Stored records
- - -
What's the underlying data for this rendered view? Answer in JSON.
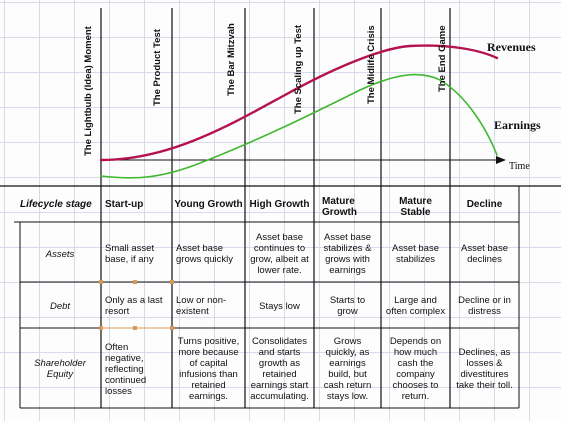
{
  "stages": [
    "The Lightbulb (Idea) Moment",
    "The Product Test",
    "The Bar Mitzvah",
    "The Scaling up Test",
    "The Midlife Crisis",
    "The End Game"
  ],
  "curves": {
    "revenues": "Revenues",
    "earnings": "Earnings",
    "time": "Time"
  },
  "colors": {
    "revenues": "#b5124f",
    "earnings": "#3fb72f",
    "axis": "#111111",
    "connector": "#d59a55"
  },
  "table": {
    "header_row_label": "Lifecycle stage",
    "columns": [
      "Start-up",
      "Young Growth",
      "High Growth",
      "Mature\nGrowth",
      "Mature\nStable",
      "Decline"
    ],
    "rows": [
      {
        "label": "Assets",
        "cells": [
          "Small asset\nbase, if any",
          "Asset base\ngrows quickly",
          "Asset base\ncontinues to\ngrow, albeit at\nlower rate.",
          "Asset base\nstabilizes &\ngrows with\nearnings",
          "Asset base\nstabilizes",
          "Asset base\ndeclines"
        ]
      },
      {
        "label": "Debt",
        "cells": [
          "Only as a last\nresort",
          "Low or non-\nexistent",
          "Stays low",
          "Starts to\ngrow",
          "Large and\noften complex",
          "Decline or in\ndistress"
        ]
      },
      {
        "label": "Shareholder\nEquity",
        "cells": [
          "Often\nnegative,\nreflecting\ncontinued\nlosses",
          "Turns positive,\nmore because\nof capital\ninfusions than\nretained\nearnings.",
          "Consolidates\nand starts\ngrowth as\nretained\nearnings start\naccumulating.",
          "Grows\nquickly, as\nearnings\nbuild, but\ncash return\nstays low.",
          "Depends on\nhow much\ncash the\ncompany\nchooses to\nreturn.",
          "Declines, as\nlosses &\ndivestitures\ntake their toll."
        ]
      }
    ]
  }
}
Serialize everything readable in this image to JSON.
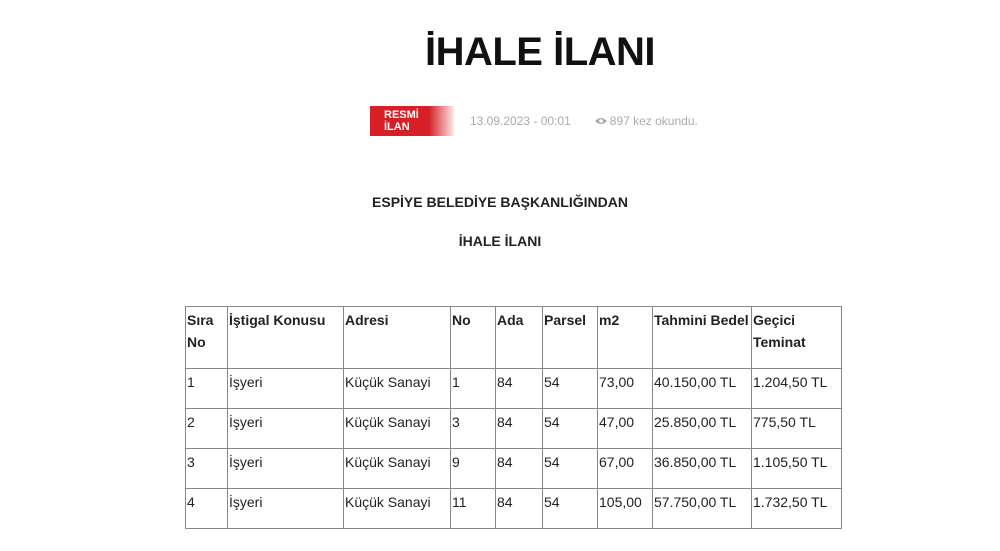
{
  "page_title": "İHALE İLANI",
  "meta": {
    "badge": "RESMİ İLAN",
    "date": "13.09.2023 - 00:01",
    "views": "897 kez okundu.",
    "badge_color": "#d61f26",
    "views_icon": "eye-icon"
  },
  "content": {
    "heading1": "ESPİYE BELEDİYE BAŞKANLIĞINDAN",
    "heading2": "İHALE İLANI"
  },
  "table": {
    "headers": [
      "Sıra No",
      "İştigal Konusu",
      "Adresi",
      "No",
      "Ada",
      "Parsel",
      "m2",
      "Tahmini Bedel",
      "Geçici Teminat"
    ],
    "rows": [
      [
        "1",
        "İşyeri",
        "Küçük Sanayi",
        "1",
        "84",
        "54",
        "73,00",
        "40.150,00 TL",
        "1.204,50 TL"
      ],
      [
        "2",
        "İşyeri",
        "Küçük Sanayi",
        "3",
        "84",
        "54",
        "47,00",
        "25.850,00 TL",
        "775,50 TL"
      ],
      [
        "3",
        "İşyeri",
        "Küçük Sanayi",
        "9",
        "84",
        "54",
        "67,00",
        "36.850,00 TL",
        "1.105,50 TL"
      ],
      [
        "4",
        "İşyeri",
        "Küçük Sanayi",
        "11",
        "84",
        "54",
        "105,00",
        "57.750,00 TL",
        "1.732,50 TL"
      ]
    ]
  }
}
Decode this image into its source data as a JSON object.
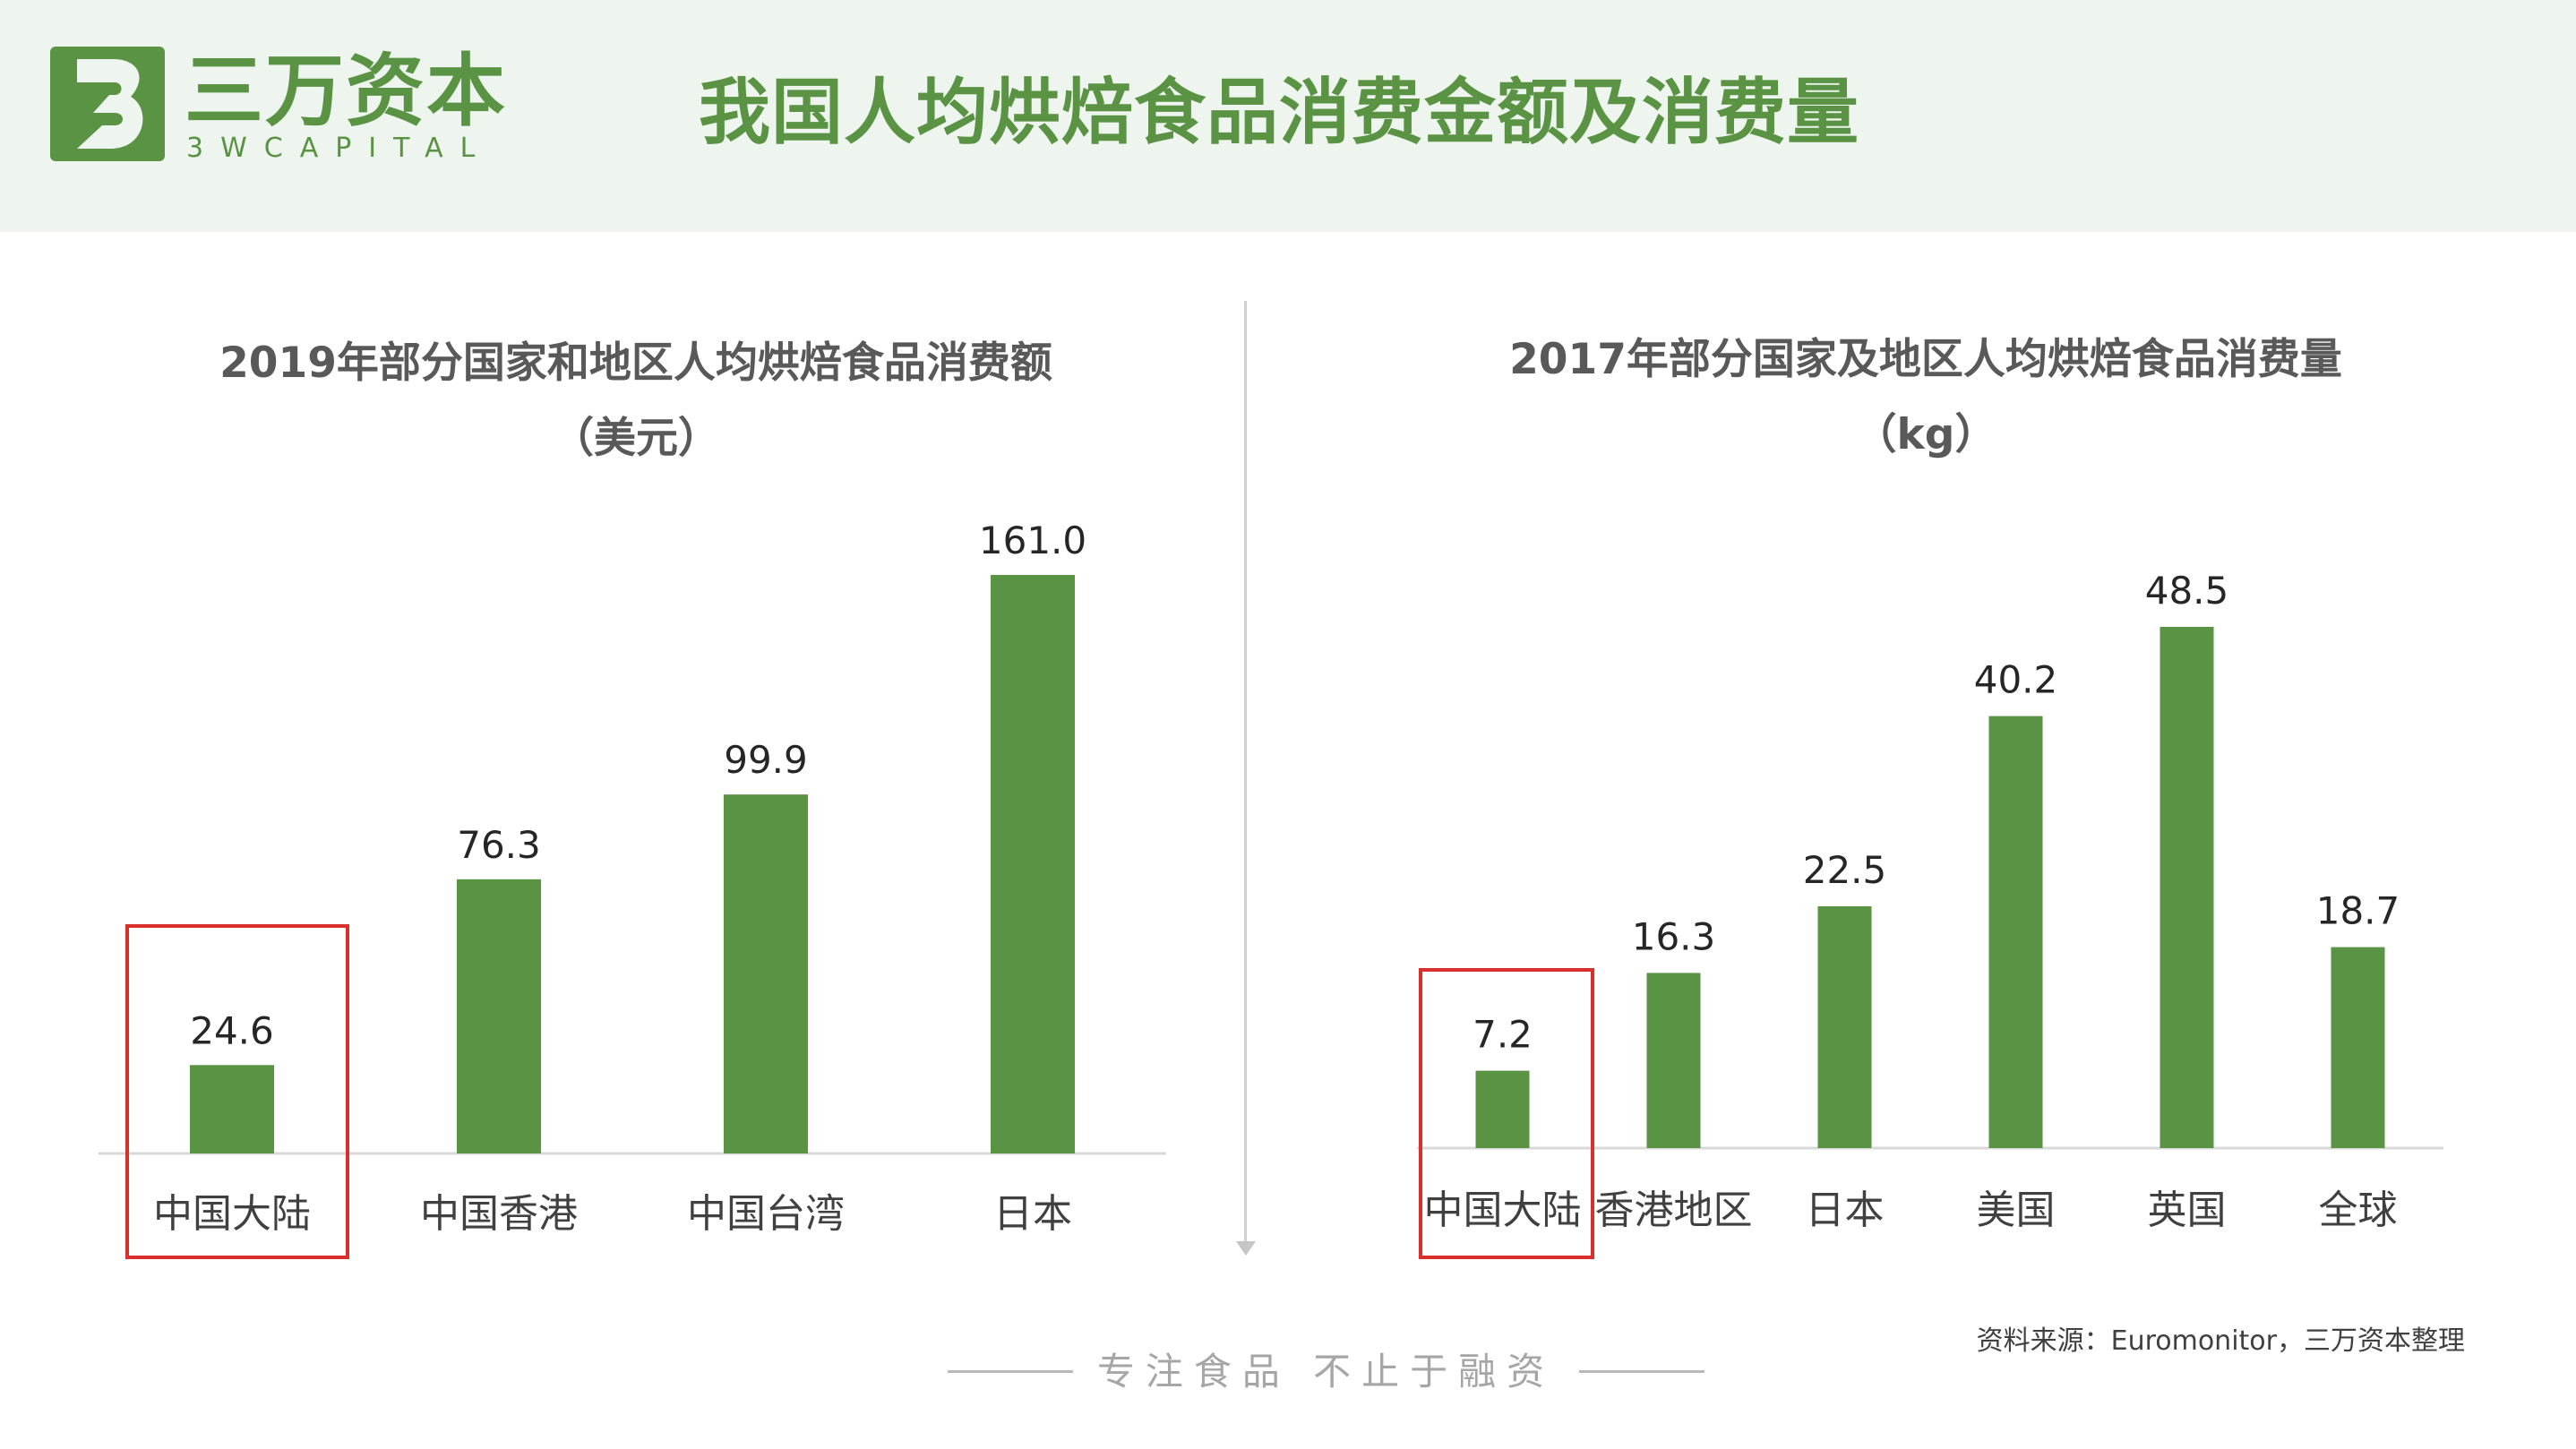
{
  "brand": {
    "name_cn": "三万资本",
    "name_en": "3WCAPITAL",
    "color": "#5a9344"
  },
  "page_title": "我国人均烘焙食品消费金额及消费量",
  "footer": {
    "slogan": "专注食品 不止于融资",
    "source": "资料来源：Euromonitor，三万资本整理"
  },
  "icons": {
    "logo": "three-w-capital-logo-mark"
  },
  "colors": {
    "bar": "#5a9344",
    "highlight": "#d9302c",
    "header_bg": "#eef5ee"
  },
  "chart_data": [
    {
      "type": "bar",
      "title": "2019年部分国家和地区人均烘焙食品消费额",
      "unit": "（美元）",
      "categories": [
        "中国大陆",
        "中国香港",
        "中国台湾",
        "日本"
      ],
      "values": [
        24.6,
        76.3,
        99.9,
        161.0
      ],
      "value_labels": [
        "24.6",
        "76.3",
        "99.9",
        "161.0"
      ],
      "ylim": [
        0,
        161.0
      ],
      "grid": false,
      "legend": "none",
      "highlighted_category": "中国大陆"
    },
    {
      "type": "bar",
      "title": "2017年部分国家及地区人均烘焙食品消费量",
      "unit": "（kg）",
      "categories": [
        "中国大陆",
        "香港地区",
        "日本",
        "美国",
        "英国",
        "全球"
      ],
      "values": [
        7.2,
        16.3,
        22.5,
        40.2,
        48.5,
        18.7
      ],
      "value_labels": [
        "7.2",
        "16.3",
        "22.5",
        "40.2",
        "48.5",
        "18.7"
      ],
      "ylim": [
        0,
        48.5
      ],
      "grid": false,
      "legend": "none",
      "highlighted_category": "中国大陆"
    }
  ]
}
- - -
Problem statement:
Output all of the records exactly as they appear above, but not the pictures.

Written response:
What's the underlying data for this rendered view? Answer in JSON.
{
  "stages": [
    "The Lightbulb (Idea) Moment",
    "The Product Test",
    "The Bar Mitzvah",
    "The Scaling up Test",
    "The Midlife Crisis",
    "The End Game"
  ],
  "curves": {
    "revenues": "Revenues",
    "earnings": "Earnings",
    "time": "Time"
  },
  "colors": {
    "revenues": "#b5124f",
    "earnings": "#3fb72f",
    "axis": "#111111",
    "connector": "#d59a55"
  },
  "table": {
    "header_row_label": "Lifecycle stage",
    "columns": [
      "Start-up",
      "Young Growth",
      "High Growth",
      "Mature\nGrowth",
      "Mature\nStable",
      "Decline"
    ],
    "rows": [
      {
        "label": "Assets",
        "cells": [
          "Small asset\nbase, if any",
          "Asset base\ngrows quickly",
          "Asset base\ncontinues to\ngrow, albeit at\nlower rate.",
          "Asset base\nstabilizes &\ngrows with\nearnings",
          "Asset base\nstabilizes",
          "Asset base\ndeclines"
        ]
      },
      {
        "label": "Debt",
        "cells": [
          "Only as a last\nresort",
          "Low or non-\nexistent",
          "Stays low",
          "Starts to\ngrow",
          "Large and\noften complex",
          "Decline or in\ndistress"
        ]
      },
      {
        "label": "Shareholder\nEquity",
        "cells": [
          "Often\nnegative,\nreflecting\ncontinued\nlosses",
          "Turns positive,\nmore because\nof capital\ninfusions than\nretained\nearnings.",
          "Consolidates\nand starts\ngrowth as\nretained\nearnings start\naccumulating.",
          "Grows\nquickly, as\nearnings\nbuild, but\ncash return\nstays low.",
          "Depends on\nhow much\ncash the\ncompany\nchooses to\nreturn.",
          "Declines, as\nlosses &\ndivestitures\ntake their toll."
        ]
      }
    ]
  }
}
Serialize everything readable in this image to JSON.
{
  "page_title": "İHALE İLANI",
  "meta": {
    "badge": "RESMİ İLAN",
    "date": "13.09.2023 - 00:01",
    "views": "897 kez okundu.",
    "badge_color": "#d61f26",
    "views_icon": "eye-icon"
  },
  "content": {
    "heading1": "ESPİYE BELEDİYE BAŞKANLIĞINDAN",
    "heading2": "İHALE İLANI"
  },
  "table": {
    "headers": [
      "Sıra No",
      "İştigal Konusu",
      "Adresi",
      "No",
      "Ada",
      "Parsel",
      "m2",
      "Tahmini Bedel",
      "Geçici Teminat"
    ],
    "rows": [
      [
        "1",
        "İşyeri",
        "Küçük Sanayi",
        "1",
        "84",
        "54",
        "73,00",
        "40.150,00 TL",
        "1.204,50 TL"
      ],
      [
        "2",
        "İşyeri",
        "Küçük Sanayi",
        "3",
        "84",
        "54",
        "47,00",
        "25.850,00 TL",
        "775,50 TL"
      ],
      [
        "3",
        "İşyeri",
        "Küçük Sanayi",
        "9",
        "84",
        "54",
        "67,00",
        "36.850,00 TL",
        "1.105,50 TL"
      ],
      [
        "4",
        "İşyeri",
        "Küçük Sanayi",
        "11",
        "84",
        "54",
        "105,00",
        "57.750,00 TL",
        "1.732,50 TL"
      ]
    ]
  }
}
Decode this image into its source data as a JSON object.
{
  "brand": {
    "name_cn": "三万资本",
    "name_en": "3WCAPITAL",
    "color": "#5a9344"
  },
  "page_title": "我国人均烘焙食品消费金额及消费量",
  "footer": {
    "slogan": "专注食品 不止于融资",
    "source": "资料来源：Euromonitor，三万资本整理"
  },
  "icons": {
    "logo": "three-w-capital-logo-mark"
  },
  "colors": {
    "bar": "#5a9344",
    "highlight": "#d9302c",
    "header_bg": "#eef5ee"
  },
  "chart_data": [
    {
      "type": "bar",
      "title": "2019年部分国家和地区人均烘焙食品消费额",
      "unit": "（美元）",
      "categories": [
        "中国大陆",
        "中国香港",
        "中国台湾",
        "日本"
      ],
      "values": [
        24.6,
        76.3,
        99.9,
        161.0
      ],
      "value_labels": [
        "24.6",
        "76.3",
        "99.9",
        "161.0"
      ],
      "ylim": [
        0,
        161.0
      ],
      "grid": false,
      "legend": "none",
      "highlighted_category": "中国大陆"
    },
    {
      "type": "bar",
      "title": "2017年部分国家及地区人均烘焙食品消费量",
      "unit": "（kg）",
      "categories": [
        "中国大陆",
        "香港地区",
        "日本",
        "美国",
        "英国",
        "全球"
      ],
      "values": [
        7.2,
        16.3,
        22.5,
        40.2,
        48.5,
        18.7
      ],
      "value_labels": [
        "7.2",
        "16.3",
        "22.5",
        "40.2",
        "48.5",
        "18.7"
      ],
      "ylim": [
        0,
        48.5
      ],
      "grid": false,
      "legend": "none",
      "highlighted_category": "中国大陆"
    }
  ]
}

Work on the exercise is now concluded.